**Exercise goal**
Search the data below for the string "icon". Extract every line that contains it.

**Data provided**

* * *

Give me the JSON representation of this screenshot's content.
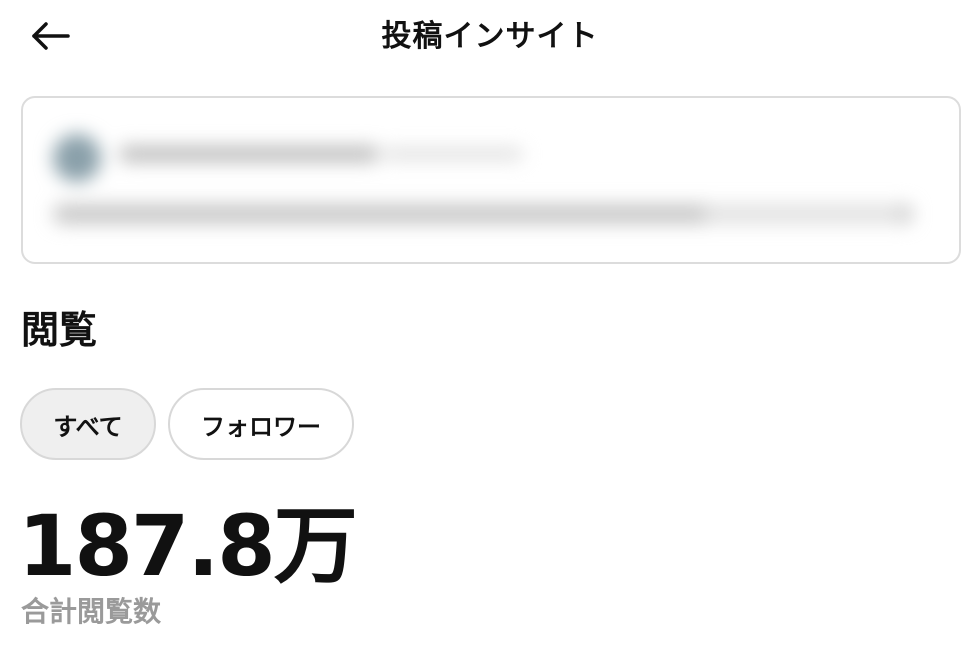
{
  "header": {
    "title": "投稿インサイト",
    "back_icon": "arrow-left-icon"
  },
  "post_preview": {
    "state": "blurred"
  },
  "views_section": {
    "heading": "閲覧",
    "filters": [
      {
        "label": "すべて",
        "selected": true
      },
      {
        "label": "フォロワー",
        "selected": false
      }
    ],
    "total_value": "187.8万",
    "total_label": "合計閲覧数"
  }
}
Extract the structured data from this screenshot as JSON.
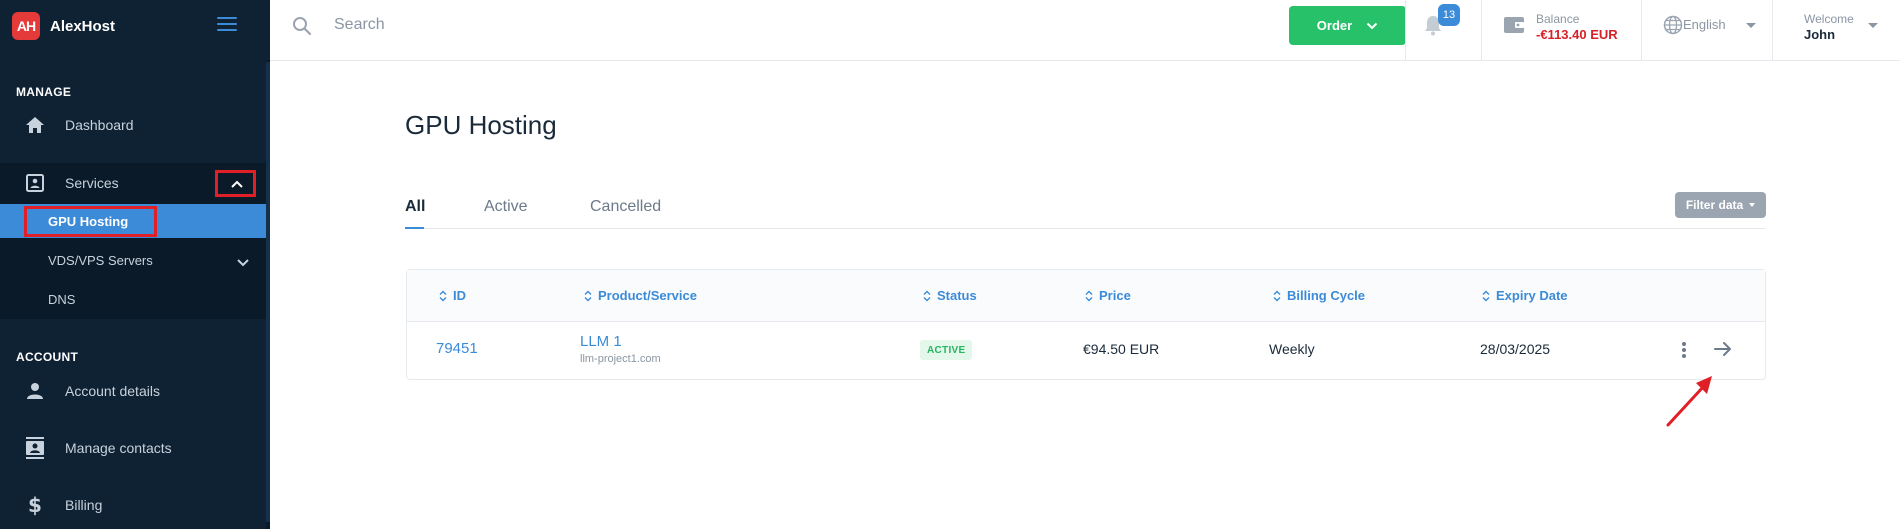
{
  "brand": {
    "logo_text": "AH",
    "name": "AlexHost"
  },
  "sidebar": {
    "sections": [
      {
        "label": "MANAGE"
      },
      {
        "label": "ACCOUNT"
      }
    ],
    "items": [
      {
        "label": "Dashboard",
        "icon": "home-icon"
      },
      {
        "label": "Services",
        "icon": "contact-card-icon"
      },
      {
        "label": "Account details",
        "icon": "person-icon"
      },
      {
        "label": "Manage contacts",
        "icon": "contacts-book-icon"
      },
      {
        "label": "Billing",
        "icon": "dollar-icon"
      }
    ],
    "services_sub": [
      {
        "label": "GPU Hosting",
        "active": true
      },
      {
        "label": "VDS/VPS Servers",
        "active": false
      },
      {
        "label": "DNS",
        "active": false
      }
    ]
  },
  "topbar": {
    "search_placeholder": "Search",
    "order_label": "Order",
    "notifications_count": "13",
    "balance_label": "Balance",
    "balance_value": "-€113.40 EUR",
    "language": "English",
    "welcome_label": "Welcome",
    "user_name": "John"
  },
  "page": {
    "title": "GPU Hosting",
    "tabs": [
      "All",
      "Active",
      "Cancelled"
    ],
    "filter_label": "Filter data"
  },
  "table": {
    "columns": [
      "ID",
      "Product/Service",
      "Status",
      "Price",
      "Billing Cycle",
      "Expiry Date"
    ],
    "rows": [
      {
        "id": "79451",
        "product": "LLM 1",
        "domain": "llm-project1.com",
        "status": "ACTIVE",
        "price": "€94.50 EUR",
        "billing_cycle": "Weekly",
        "expiry": "28/03/2025"
      }
    ]
  },
  "colors": {
    "sidebar_bg": "#0f2233",
    "accent": "#3b8bd8",
    "order_green": "#27c16a",
    "balance_red": "#d62128",
    "highlight_red": "#e01f26"
  }
}
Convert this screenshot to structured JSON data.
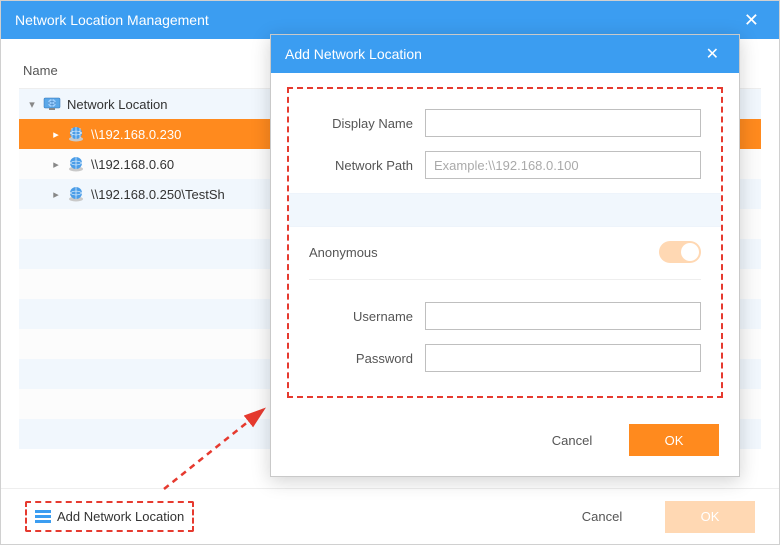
{
  "main": {
    "title": "Network Location Management",
    "nameHeader": "Name",
    "rootLabel": "Network Location",
    "items": [
      {
        "label": "\\\\192.168.0.230",
        "selected": true
      },
      {
        "label": "\\\\192.168.0.60",
        "selected": false
      },
      {
        "label": "\\\\192.168.0.250\\TestSh",
        "selected": false
      }
    ],
    "addLink": "Add Network Location",
    "cancel": "Cancel",
    "ok": "OK"
  },
  "modal": {
    "title": "Add Network Location",
    "displayNameLabel": "Display Name",
    "displayNameValue": "",
    "networkPathLabel": "Network Path",
    "networkPathPlaceholder": "Example:\\\\192.168.0.100",
    "networkPathValue": "",
    "anonymousLabel": "Anonymous",
    "usernameLabel": "Username",
    "usernameValue": "",
    "passwordLabel": "Password",
    "passwordValue": "",
    "cancel": "Cancel",
    "ok": "OK"
  }
}
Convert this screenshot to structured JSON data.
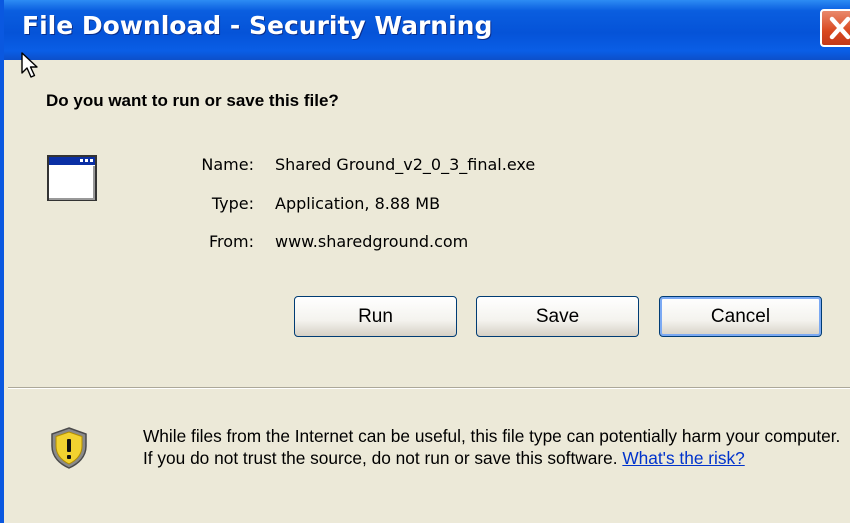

* * *

**Expected output**
    "back_icon": "arrow-left-icon"
        "icon": "home-icon"
        "icon": "contact-card-icon"
        "icon": "person-icon"
        "icon": "contacts-book-icon"
        "icon": "dollar-icon"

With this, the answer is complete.